- Exercise material -
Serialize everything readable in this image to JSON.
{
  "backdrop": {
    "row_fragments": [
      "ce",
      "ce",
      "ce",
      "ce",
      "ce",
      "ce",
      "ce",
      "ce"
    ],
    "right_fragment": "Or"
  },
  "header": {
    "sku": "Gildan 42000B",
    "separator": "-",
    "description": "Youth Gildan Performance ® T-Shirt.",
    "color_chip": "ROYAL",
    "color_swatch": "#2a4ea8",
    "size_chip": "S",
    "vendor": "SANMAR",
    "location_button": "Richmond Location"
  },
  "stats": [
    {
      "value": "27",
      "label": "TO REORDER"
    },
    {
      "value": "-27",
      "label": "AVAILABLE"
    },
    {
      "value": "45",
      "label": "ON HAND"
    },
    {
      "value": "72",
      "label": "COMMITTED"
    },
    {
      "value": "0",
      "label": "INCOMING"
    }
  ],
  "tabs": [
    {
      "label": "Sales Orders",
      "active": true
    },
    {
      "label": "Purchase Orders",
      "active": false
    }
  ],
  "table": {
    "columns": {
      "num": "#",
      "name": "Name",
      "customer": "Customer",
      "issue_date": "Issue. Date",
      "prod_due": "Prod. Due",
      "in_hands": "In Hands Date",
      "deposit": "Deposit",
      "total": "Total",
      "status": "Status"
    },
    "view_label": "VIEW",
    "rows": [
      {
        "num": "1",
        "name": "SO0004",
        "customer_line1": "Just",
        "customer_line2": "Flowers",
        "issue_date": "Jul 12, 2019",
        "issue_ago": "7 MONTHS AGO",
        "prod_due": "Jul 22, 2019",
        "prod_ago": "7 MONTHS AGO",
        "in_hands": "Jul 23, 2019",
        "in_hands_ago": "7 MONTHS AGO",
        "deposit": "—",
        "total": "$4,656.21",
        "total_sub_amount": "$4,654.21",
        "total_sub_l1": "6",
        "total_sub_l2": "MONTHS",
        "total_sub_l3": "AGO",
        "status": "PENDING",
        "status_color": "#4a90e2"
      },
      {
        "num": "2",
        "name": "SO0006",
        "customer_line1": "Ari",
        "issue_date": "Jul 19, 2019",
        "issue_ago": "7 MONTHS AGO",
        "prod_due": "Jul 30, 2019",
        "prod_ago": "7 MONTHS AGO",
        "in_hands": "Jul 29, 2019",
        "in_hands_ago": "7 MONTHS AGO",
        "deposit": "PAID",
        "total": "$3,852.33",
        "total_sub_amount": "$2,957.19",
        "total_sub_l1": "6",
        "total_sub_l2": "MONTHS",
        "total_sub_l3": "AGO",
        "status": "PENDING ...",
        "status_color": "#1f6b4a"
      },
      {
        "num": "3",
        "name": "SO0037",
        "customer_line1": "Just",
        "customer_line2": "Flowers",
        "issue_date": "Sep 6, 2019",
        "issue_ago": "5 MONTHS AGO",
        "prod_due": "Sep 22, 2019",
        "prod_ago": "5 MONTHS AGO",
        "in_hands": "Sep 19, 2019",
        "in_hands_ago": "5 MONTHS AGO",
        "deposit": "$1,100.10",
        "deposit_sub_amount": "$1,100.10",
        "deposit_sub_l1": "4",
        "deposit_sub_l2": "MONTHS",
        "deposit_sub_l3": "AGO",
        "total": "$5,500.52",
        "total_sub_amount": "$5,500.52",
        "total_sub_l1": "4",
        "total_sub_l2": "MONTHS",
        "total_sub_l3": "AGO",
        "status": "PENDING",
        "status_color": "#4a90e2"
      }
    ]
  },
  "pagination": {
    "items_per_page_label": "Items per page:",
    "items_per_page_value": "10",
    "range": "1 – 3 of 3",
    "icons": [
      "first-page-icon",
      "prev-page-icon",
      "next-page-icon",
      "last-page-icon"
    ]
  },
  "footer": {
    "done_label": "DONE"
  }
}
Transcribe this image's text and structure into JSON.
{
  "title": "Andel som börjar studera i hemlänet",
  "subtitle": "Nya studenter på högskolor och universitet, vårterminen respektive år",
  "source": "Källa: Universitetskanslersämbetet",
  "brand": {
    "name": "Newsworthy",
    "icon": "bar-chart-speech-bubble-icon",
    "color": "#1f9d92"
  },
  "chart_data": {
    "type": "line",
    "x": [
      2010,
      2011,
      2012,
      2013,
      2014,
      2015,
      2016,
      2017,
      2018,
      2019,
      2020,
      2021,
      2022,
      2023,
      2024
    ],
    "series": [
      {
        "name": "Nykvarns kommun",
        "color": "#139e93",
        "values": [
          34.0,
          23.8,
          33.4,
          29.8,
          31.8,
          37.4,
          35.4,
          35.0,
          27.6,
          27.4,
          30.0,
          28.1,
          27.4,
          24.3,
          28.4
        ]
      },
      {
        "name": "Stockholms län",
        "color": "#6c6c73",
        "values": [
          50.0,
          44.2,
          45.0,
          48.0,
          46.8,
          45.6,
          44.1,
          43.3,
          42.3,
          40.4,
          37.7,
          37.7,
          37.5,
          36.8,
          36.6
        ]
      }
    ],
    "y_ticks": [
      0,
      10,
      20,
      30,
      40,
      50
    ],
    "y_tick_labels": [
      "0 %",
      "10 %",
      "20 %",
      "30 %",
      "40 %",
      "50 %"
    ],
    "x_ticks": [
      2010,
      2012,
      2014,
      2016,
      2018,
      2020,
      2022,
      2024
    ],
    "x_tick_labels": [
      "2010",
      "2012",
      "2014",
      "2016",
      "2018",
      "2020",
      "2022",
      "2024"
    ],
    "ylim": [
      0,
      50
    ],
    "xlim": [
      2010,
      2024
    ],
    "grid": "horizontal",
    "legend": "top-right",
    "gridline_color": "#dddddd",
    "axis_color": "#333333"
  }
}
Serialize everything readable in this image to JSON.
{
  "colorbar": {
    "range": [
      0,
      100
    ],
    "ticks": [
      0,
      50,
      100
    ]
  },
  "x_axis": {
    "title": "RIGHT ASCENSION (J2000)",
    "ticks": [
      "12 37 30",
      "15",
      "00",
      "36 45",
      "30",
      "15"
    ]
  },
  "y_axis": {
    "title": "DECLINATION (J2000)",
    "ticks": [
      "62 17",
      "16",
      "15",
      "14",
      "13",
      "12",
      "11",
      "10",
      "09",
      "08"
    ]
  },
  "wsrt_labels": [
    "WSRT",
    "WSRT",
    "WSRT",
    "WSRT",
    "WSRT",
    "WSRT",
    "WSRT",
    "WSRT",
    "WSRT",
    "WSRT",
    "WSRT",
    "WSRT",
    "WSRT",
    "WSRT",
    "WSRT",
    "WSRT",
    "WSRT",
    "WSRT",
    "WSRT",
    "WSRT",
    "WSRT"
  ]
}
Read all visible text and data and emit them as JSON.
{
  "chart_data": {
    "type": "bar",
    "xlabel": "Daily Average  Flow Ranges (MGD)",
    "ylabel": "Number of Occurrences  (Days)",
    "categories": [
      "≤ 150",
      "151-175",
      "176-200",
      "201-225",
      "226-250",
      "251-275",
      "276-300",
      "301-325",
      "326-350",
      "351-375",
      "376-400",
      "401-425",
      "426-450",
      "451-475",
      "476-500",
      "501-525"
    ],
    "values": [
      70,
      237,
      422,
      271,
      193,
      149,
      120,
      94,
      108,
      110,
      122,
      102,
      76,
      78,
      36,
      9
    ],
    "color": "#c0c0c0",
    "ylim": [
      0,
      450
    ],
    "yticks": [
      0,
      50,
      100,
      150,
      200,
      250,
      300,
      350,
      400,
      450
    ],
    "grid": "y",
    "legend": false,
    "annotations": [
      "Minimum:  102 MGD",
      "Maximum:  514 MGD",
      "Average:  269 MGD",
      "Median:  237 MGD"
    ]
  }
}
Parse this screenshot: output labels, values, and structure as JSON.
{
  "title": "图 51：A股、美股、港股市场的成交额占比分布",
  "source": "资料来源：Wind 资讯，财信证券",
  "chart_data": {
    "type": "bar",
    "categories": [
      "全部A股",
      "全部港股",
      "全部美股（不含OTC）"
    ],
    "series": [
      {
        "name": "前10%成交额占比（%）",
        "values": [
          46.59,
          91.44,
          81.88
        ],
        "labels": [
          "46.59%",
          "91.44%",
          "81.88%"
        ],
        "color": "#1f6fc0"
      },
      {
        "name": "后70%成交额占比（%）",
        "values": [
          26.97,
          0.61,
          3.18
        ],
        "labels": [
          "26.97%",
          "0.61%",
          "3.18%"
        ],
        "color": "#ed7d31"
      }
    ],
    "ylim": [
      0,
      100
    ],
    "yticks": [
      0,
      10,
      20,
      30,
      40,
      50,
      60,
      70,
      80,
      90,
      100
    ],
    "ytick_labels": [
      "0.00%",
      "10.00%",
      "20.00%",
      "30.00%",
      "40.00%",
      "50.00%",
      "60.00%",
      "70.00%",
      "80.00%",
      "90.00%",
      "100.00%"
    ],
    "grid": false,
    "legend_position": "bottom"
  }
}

- The problem -
For each line in the data above that contains the string "Average", extract the line.

- Final result -
    "xlabel": "Daily Average  Flow Ranges (MGD)",
      "Average:  269 MGD",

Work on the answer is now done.